* [Problem requirements]: Look through the data below. Show each line where the string "ołowiu" occurs.

[Stored records]
-.-.-
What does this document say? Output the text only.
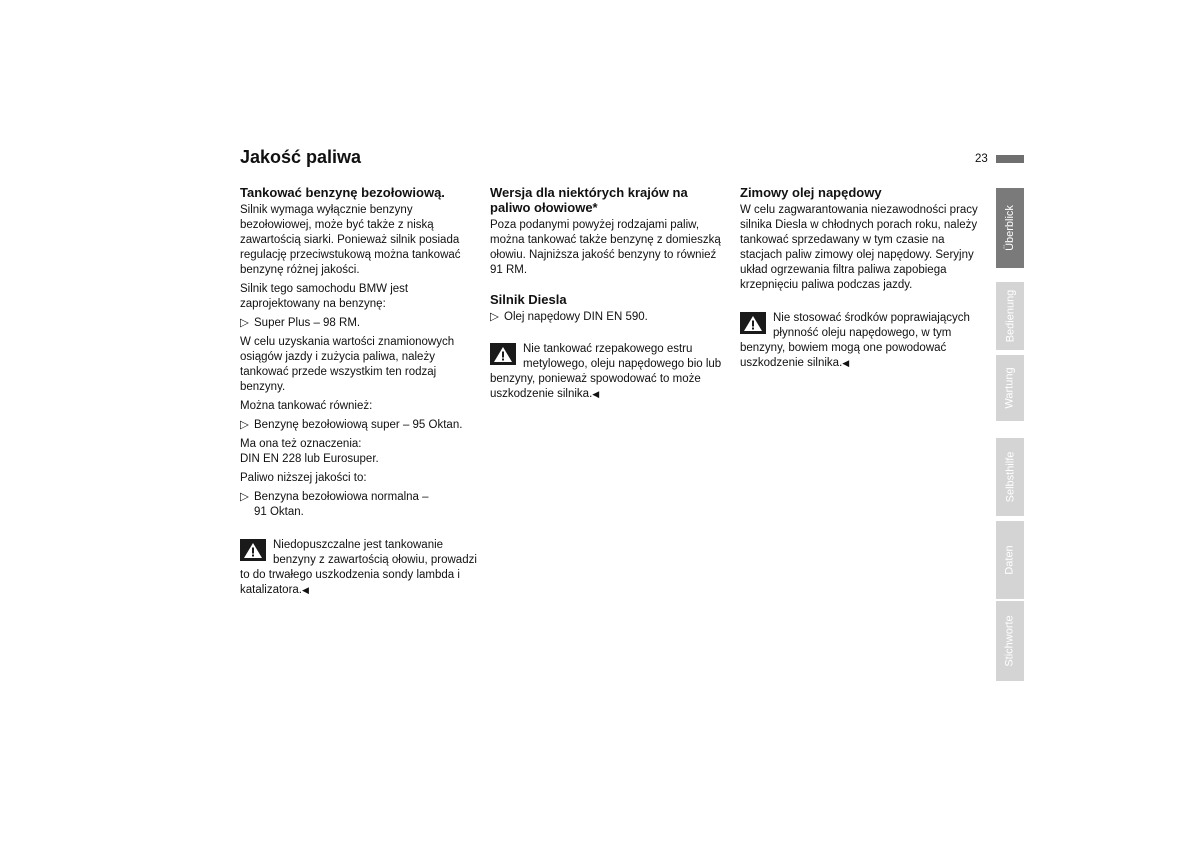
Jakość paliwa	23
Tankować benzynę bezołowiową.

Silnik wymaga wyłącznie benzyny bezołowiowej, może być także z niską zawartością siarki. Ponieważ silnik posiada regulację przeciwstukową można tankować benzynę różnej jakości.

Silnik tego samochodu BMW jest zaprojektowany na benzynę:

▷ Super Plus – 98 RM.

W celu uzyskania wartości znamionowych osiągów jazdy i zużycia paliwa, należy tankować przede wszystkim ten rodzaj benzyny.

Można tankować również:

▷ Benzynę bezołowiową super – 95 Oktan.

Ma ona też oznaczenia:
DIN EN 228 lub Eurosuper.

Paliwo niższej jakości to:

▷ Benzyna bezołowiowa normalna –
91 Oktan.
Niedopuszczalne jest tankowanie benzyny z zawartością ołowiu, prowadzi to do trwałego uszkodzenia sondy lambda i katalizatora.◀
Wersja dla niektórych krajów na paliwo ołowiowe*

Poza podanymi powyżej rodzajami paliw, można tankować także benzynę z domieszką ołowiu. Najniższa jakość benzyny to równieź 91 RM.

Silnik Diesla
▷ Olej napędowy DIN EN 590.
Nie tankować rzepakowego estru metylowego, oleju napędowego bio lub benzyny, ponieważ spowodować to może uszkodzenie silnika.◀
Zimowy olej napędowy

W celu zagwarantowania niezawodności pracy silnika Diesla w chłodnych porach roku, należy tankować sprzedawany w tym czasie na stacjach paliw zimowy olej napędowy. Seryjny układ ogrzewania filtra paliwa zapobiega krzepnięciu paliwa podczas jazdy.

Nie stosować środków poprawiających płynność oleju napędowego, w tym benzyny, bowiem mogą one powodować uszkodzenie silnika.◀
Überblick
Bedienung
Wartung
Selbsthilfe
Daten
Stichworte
-.-.-
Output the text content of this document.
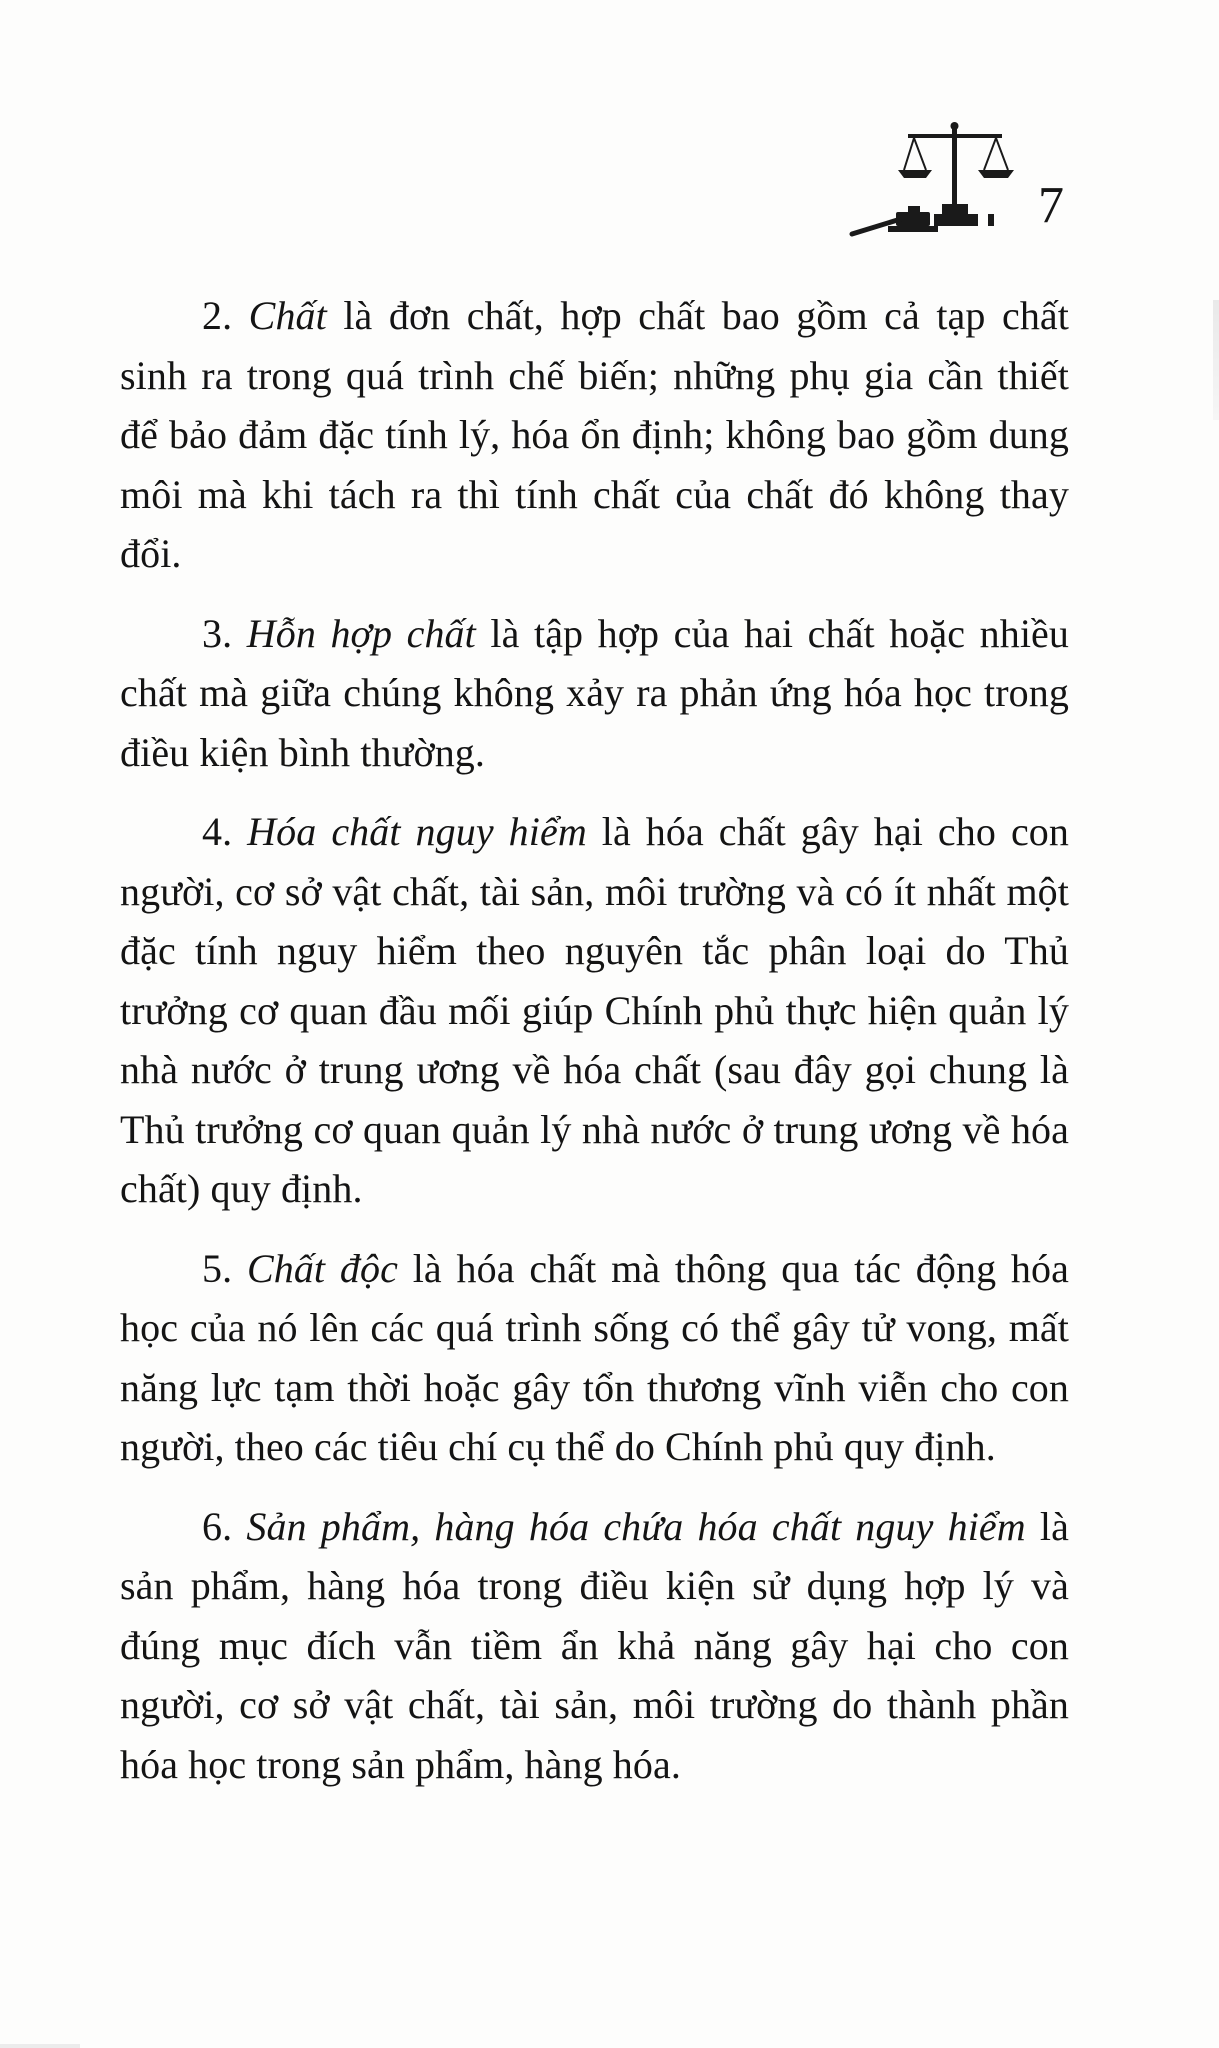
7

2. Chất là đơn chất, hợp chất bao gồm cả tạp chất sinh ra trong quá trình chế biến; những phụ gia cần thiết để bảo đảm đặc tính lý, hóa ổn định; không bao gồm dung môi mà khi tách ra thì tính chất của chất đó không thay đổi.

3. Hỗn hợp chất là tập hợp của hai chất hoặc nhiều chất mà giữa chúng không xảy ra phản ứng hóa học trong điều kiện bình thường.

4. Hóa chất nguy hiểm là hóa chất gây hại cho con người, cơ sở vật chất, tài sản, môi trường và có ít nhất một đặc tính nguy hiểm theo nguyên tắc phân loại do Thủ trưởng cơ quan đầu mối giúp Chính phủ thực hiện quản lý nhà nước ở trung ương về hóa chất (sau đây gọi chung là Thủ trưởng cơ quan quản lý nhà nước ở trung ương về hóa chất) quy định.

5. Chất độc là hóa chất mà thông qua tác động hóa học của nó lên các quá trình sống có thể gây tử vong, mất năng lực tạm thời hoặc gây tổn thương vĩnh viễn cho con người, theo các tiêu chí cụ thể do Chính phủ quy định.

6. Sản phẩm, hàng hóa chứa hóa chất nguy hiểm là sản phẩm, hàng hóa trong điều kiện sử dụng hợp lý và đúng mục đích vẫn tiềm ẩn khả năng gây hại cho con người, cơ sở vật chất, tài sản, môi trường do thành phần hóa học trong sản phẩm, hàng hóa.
-.-.-
* [Task result]:
Niedopuszczalne jest tankowanie benzyny z zawartością ołowiu, prowadzi to do trwałego uszkodzenia sondy lambda i katalizatora.◀
Poza podanymi powyżej rodzajami paliw, można tankować także benzynę z domieszką ołowiu. Najniższa jakość benzyny to równieź 91 RM.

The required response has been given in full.